» Task details
Find "Read out every word on this page." in the material below, then copy that line and every subsequent line to the end, exactly.

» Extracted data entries
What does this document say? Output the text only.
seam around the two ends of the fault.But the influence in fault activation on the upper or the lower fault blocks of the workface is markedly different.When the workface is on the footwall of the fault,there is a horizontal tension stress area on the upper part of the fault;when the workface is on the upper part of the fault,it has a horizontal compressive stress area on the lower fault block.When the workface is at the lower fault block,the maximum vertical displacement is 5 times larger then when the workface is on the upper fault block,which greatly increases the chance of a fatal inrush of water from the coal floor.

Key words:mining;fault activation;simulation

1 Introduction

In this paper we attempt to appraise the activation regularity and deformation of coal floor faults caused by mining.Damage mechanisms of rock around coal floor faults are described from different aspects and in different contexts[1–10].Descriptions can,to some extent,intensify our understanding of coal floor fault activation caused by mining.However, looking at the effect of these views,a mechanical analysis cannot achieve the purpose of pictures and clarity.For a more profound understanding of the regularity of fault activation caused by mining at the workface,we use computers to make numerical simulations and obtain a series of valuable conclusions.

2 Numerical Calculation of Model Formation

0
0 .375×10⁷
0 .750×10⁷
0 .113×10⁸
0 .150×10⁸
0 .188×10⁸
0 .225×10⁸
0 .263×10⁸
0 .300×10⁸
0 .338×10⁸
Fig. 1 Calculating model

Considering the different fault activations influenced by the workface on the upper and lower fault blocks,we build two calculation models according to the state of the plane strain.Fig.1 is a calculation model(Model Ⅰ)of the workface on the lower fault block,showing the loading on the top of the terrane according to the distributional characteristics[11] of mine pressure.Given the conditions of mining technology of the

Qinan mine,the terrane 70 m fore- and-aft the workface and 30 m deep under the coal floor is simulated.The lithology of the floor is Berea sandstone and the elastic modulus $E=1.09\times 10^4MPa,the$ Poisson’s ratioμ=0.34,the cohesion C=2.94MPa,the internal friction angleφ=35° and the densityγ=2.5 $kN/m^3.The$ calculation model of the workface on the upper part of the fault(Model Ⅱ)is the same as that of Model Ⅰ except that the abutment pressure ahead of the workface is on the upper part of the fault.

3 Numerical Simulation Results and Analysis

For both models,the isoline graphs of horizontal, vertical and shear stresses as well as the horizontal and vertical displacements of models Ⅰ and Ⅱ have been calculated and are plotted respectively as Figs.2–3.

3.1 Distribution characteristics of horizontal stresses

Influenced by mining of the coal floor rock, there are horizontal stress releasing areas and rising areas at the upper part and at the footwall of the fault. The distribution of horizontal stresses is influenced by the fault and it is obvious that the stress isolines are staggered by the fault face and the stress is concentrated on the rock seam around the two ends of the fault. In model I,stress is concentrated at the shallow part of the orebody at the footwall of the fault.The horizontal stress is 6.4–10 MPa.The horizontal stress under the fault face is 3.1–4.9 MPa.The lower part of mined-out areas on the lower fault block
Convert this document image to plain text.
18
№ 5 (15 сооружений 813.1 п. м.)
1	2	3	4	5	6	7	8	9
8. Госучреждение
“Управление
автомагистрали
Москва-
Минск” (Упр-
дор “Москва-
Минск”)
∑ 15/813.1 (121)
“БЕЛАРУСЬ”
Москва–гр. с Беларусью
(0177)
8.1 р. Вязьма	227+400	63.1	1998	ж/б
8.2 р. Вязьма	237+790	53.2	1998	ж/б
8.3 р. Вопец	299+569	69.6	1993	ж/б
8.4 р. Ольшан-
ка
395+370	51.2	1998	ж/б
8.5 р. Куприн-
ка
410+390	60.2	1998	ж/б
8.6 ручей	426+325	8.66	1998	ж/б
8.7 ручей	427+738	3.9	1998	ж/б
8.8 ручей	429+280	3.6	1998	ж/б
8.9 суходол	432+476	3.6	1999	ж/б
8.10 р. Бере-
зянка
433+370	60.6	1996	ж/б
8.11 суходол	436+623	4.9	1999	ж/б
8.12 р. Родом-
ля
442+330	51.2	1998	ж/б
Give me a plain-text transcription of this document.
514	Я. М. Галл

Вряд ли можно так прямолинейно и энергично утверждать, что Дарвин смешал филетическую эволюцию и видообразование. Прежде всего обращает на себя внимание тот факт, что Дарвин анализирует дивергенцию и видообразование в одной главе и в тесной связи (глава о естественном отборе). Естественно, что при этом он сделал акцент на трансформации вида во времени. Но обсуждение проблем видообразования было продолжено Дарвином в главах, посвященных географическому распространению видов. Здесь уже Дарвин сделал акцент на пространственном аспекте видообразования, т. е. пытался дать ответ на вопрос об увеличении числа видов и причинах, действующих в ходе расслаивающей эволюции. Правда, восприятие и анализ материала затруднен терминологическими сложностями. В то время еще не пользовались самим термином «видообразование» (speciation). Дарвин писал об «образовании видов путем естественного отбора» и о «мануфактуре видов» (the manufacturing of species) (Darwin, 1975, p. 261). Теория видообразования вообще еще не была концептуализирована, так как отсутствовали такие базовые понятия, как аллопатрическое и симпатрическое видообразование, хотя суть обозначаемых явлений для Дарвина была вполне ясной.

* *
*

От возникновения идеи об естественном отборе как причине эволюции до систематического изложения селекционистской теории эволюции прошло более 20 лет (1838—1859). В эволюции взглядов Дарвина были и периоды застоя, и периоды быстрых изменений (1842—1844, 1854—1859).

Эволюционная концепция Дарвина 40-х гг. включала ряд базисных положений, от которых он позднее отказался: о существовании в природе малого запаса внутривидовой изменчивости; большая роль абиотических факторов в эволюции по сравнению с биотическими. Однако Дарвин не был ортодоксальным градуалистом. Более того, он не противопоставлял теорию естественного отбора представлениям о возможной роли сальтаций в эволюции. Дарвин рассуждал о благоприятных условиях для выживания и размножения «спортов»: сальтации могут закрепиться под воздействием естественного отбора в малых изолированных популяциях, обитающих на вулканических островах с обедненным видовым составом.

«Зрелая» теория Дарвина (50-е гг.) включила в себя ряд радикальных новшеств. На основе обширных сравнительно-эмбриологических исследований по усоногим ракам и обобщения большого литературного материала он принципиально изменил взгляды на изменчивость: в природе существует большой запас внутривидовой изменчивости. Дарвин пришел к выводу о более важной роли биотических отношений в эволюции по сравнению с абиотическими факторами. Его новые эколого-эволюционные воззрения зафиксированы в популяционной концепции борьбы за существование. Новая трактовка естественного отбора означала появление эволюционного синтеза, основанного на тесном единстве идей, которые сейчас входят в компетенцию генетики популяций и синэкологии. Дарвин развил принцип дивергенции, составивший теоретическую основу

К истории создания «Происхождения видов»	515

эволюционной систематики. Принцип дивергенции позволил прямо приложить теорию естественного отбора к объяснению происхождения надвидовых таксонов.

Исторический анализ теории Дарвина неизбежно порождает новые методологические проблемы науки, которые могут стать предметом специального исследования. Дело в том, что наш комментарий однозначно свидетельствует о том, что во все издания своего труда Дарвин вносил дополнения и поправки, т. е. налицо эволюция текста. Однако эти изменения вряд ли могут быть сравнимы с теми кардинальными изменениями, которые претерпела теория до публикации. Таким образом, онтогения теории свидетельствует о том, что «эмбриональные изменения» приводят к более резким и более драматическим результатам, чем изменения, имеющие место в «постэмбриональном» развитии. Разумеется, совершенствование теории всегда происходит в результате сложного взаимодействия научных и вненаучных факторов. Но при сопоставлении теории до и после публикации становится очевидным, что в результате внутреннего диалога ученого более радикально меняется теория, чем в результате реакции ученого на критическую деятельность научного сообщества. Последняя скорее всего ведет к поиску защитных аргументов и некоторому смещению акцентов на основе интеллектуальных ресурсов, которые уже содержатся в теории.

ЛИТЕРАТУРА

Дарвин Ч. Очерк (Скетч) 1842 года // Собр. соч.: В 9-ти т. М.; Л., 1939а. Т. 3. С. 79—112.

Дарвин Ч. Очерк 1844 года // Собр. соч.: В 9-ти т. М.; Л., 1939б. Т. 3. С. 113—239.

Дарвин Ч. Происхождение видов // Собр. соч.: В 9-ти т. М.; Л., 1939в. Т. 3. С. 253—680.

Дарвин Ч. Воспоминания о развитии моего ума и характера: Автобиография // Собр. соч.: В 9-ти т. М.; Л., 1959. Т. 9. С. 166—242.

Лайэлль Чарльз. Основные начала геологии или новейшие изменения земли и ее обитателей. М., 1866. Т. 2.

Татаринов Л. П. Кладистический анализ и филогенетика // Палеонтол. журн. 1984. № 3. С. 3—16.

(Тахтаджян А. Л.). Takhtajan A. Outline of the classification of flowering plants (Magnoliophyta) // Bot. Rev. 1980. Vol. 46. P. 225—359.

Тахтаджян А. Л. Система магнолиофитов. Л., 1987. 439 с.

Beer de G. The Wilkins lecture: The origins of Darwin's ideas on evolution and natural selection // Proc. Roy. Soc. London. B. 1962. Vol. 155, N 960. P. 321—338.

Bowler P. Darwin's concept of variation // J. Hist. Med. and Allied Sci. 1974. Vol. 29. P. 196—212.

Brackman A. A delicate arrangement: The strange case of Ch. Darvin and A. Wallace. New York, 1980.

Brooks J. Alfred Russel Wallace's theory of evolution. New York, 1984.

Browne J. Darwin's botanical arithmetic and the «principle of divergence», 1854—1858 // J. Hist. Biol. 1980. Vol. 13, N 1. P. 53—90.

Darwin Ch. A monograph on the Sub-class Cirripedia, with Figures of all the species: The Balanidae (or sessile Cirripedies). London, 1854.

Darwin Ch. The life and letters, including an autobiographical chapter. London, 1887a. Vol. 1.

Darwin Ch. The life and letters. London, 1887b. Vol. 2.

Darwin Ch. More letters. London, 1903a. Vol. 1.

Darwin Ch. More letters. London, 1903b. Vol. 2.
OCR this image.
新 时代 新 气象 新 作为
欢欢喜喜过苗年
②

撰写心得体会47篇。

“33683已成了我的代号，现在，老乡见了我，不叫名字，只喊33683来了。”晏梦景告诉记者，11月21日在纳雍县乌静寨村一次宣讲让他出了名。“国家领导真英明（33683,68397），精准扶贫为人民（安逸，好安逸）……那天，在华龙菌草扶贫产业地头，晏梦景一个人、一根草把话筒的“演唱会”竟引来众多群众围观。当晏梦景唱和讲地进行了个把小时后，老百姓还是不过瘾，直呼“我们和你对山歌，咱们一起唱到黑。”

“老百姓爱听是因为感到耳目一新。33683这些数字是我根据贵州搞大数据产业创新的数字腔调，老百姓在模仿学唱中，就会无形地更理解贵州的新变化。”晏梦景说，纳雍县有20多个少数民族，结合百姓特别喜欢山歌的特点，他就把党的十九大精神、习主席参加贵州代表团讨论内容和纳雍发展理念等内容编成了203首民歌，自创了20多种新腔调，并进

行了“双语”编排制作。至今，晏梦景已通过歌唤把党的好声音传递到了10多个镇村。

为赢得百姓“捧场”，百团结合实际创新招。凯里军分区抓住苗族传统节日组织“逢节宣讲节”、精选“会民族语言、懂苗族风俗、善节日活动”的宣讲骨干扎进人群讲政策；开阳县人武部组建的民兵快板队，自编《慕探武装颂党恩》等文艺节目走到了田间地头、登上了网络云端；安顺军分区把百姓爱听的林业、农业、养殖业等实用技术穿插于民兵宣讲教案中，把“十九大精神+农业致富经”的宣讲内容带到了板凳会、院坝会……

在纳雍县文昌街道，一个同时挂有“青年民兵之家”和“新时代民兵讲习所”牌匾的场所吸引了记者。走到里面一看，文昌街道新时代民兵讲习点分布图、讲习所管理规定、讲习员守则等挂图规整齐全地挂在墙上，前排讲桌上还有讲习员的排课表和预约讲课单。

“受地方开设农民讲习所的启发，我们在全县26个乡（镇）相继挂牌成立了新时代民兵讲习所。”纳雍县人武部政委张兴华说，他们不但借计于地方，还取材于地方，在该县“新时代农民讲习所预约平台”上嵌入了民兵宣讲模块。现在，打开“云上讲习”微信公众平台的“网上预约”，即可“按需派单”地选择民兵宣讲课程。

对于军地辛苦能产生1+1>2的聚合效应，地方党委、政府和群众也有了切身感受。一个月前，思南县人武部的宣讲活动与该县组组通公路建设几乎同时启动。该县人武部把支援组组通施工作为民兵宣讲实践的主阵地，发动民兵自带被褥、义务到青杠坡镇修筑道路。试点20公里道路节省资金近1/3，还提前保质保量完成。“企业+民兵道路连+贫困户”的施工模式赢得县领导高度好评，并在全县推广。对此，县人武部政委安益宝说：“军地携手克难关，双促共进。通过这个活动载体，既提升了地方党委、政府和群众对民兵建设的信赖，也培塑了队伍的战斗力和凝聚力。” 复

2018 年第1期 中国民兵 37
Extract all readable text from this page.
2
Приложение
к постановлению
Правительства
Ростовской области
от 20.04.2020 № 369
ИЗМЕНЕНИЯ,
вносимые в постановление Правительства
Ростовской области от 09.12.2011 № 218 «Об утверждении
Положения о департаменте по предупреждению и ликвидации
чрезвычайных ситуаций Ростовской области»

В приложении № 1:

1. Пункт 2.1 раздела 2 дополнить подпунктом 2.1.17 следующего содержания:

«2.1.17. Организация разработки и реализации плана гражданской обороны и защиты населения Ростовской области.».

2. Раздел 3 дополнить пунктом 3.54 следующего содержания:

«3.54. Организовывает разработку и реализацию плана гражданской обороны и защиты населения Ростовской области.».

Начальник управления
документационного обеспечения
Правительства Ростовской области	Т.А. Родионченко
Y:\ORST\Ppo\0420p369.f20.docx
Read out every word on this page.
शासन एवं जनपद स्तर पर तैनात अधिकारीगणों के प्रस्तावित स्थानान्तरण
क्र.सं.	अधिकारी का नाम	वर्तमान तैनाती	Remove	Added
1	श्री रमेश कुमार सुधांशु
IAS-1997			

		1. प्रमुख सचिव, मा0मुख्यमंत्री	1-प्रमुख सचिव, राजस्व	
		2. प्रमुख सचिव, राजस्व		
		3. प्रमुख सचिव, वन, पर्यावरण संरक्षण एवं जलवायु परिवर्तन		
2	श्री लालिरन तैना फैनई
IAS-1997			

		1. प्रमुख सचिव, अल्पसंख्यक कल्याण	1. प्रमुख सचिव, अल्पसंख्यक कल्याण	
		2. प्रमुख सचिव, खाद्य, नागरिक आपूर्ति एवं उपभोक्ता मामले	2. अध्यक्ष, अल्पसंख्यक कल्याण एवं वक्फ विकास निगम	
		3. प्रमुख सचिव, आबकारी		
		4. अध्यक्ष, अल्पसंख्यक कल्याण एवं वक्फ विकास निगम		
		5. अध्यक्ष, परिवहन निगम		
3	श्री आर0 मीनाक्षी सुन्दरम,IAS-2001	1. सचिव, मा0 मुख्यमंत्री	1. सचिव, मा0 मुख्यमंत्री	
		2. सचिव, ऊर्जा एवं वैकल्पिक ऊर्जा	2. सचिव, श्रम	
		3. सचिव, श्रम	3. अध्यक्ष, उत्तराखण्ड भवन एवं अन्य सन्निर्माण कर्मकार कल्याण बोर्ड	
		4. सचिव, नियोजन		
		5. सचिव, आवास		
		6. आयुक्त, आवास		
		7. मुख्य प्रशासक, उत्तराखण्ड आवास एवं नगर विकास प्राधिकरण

» Task response
Read out every word on this page.
शासन एवं जनपद स्तर पर तैनात अधिकारीगणों के प्रस्तावित स्थानान्तरण
क्र.सं.	अधिकारी का नाम	वर्तमान तैनाती	Remove	Added
1	श्री रमेश कुमार सुधांशु
IAS-1997			

		1. प्रमुख सचिव, मा0मुख्यमंत्री	1-प्रमुख सचिव, राजस्व	
		2. प्रमुख सचिव, राजस्व		
		3. प्रमुख सचिव, वन, पर्यावरण संरक्षण एवं जलवायु परिवर्तन		
2	श्री लालिरन तैना फैनई
IAS-1997			

		1. प्रमुख सचिव, अल्पसंख्यक कल्याण	1. प्रमुख सचिव, अल्पसंख्यक कल्याण	
		2. प्रमुख सचिव, खाद्य, नागरिक आपूर्ति एवं उपभोक्ता मामले	2. अध्यक्ष, अल्पसंख्यक कल्याण एवं वक्फ विकास निगम	
		3. प्रमुख सचिव, आबकारी		
		4. अध्यक्ष, अल्पसंख्यक कल्याण एवं वक्फ विकास निगम		
		5. अध्यक्ष, परिवहन निगम		
3	श्री आर0 मीनाक्षी सुन्दरम,IAS-2001	1. सचिव, मा0 मुख्यमंत्री	1. सचिव, मा0 मुख्यमंत्री	
		2. सचिव, ऊर्जा एवं वैकल्पिक ऊर्जा	2. सचिव, श्रम	
		3. सचिव, श्रम	3. अध्यक्ष, उत्तराखण्ड भवन एवं अन्य सन्निर्माण कर्मकार कल्याण बोर्ड	
		4. सचिव, नियोजन		
		5. सचिव, आवास		
		6. आयुक्त, आवास		
		7. मुख्य प्रशासक, उत्तराखण्ड आवास एवं नगर विकास प्राधिकरण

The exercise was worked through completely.